> _Objective_:
Copy out the data exactly, leaving the pictures behind.
··· Material supplied ···
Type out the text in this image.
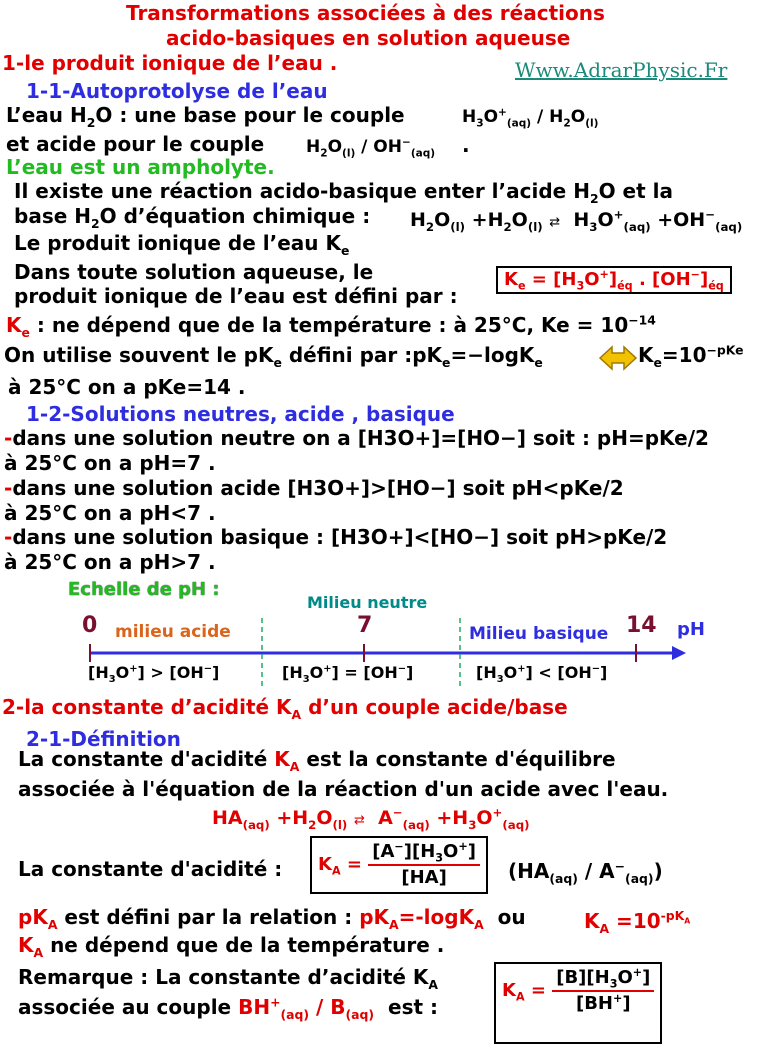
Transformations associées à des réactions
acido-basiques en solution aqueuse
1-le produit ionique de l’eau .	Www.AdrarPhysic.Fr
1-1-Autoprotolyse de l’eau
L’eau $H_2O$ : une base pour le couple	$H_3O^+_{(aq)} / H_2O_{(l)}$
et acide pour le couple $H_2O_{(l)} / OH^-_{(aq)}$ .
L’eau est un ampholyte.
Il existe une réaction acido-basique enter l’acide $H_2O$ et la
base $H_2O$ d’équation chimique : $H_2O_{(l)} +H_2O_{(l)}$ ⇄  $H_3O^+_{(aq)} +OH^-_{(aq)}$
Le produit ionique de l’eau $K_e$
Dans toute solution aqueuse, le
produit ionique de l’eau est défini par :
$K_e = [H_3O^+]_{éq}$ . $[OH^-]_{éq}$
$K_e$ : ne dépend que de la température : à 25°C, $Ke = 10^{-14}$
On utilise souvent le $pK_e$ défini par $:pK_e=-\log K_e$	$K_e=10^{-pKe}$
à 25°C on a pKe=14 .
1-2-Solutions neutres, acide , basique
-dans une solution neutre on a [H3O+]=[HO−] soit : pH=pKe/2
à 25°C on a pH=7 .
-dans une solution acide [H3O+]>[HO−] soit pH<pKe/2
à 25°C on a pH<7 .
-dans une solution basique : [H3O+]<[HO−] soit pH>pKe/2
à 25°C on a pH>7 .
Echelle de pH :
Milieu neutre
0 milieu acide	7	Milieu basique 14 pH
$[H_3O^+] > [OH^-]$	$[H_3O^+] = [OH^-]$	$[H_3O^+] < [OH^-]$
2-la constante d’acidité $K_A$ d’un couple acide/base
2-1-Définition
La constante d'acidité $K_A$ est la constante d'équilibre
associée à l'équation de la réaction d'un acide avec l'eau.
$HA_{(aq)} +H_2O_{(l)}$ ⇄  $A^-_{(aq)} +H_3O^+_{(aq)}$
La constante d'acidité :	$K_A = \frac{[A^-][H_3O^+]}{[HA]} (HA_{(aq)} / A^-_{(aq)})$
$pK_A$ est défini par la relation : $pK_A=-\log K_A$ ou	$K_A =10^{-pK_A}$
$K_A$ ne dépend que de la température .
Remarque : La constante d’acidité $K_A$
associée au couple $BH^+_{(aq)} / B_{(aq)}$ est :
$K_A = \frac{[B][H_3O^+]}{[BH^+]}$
···
> _Solved exercise_:
Type out the text in this image.
Transformations associées à des réactions
acido-basiques en solution aqueuse
1-le produit ionique de l’eau .	Www.AdrarPhysic.Fr
1-1-Autoprotolyse de l’eau
L’eau $H_2O$ : une base pour le couple	$H_3O^+_{(aq)} / H_2O_{(l)}$
et acide pour le couple $H_2O_{(l)} / OH^-_{(aq)}$ .
L’eau est un ampholyte.
Il existe une réaction acido-basique enter l’acide $H_2O$ et la
base $H_2O$ d’équation chimique : $H_2O_{(l)} +H_2O_{(l)}$ ⇄  $H_3O^+_{(aq)} +OH^-_{(aq)}$
Le produit ionique de l’eau $K_e$
Dans toute solution aqueuse, le
produit ionique de l’eau est défini par :
$K_e = [H_3O^+]_{éq}$ . $[OH^-]_{éq}$
$K_e$ : ne dépend que de la température : à 25°C, $Ke = 10^{-14}$
On utilise souvent le $pK_e$ défini par $:pK_e=-\log K_e$	$K_e=10^{-pKe}$
à 25°C on a pKe=14 .
1-2-Solutions neutres, acide , basique
-dans une solution neutre on a [H3O+]=[HO−] soit : pH=pKe/2
à 25°C on a pH=7 .
-dans une solution acide [H3O+]>[HO−] soit pH<pKe/2
à 25°C on a pH<7 .
-dans une solution basique : [H3O+]<[HO−] soit pH>pKe/2
à 25°C on a pH>7 .
Echelle de pH :
Milieu neutre
0 milieu acide	7	Milieu basique 14 pH
$[H_3O^+] > [OH^-]$	$[H_3O^+] = [OH^-]$	$[H_3O^+] < [OH^-]$
2-la constante d’acidité $K_A$ d’un couple acide/base
2-1-Définition
La constante d'acidité $K_A$ est la constante d'équilibre
associée à l'équation de la réaction d'un acide avec l'eau.
$HA_{(aq)} +H_2O_{(l)}$ ⇄  $A^-_{(aq)} +H_3O^+_{(aq)}$
La constante d'acidité :	$K_A = \frac{[A^-][H_3O^+]}{[HA]} (HA_{(aq)} / A^-_{(aq)})$
$pK_A$ est défini par la relation : $pK_A=-\log K_A$ ou	$K_A =10^{-pK_A}$
$K_A$ ne dépend que de la température .
Remarque : La constante d’acidité $K_A$
associée au couple $BH^+_{(aq)} / B_{(aq)}$ est :
$K_A = \frac{[B][H_3O^+]}{[BH^+]}$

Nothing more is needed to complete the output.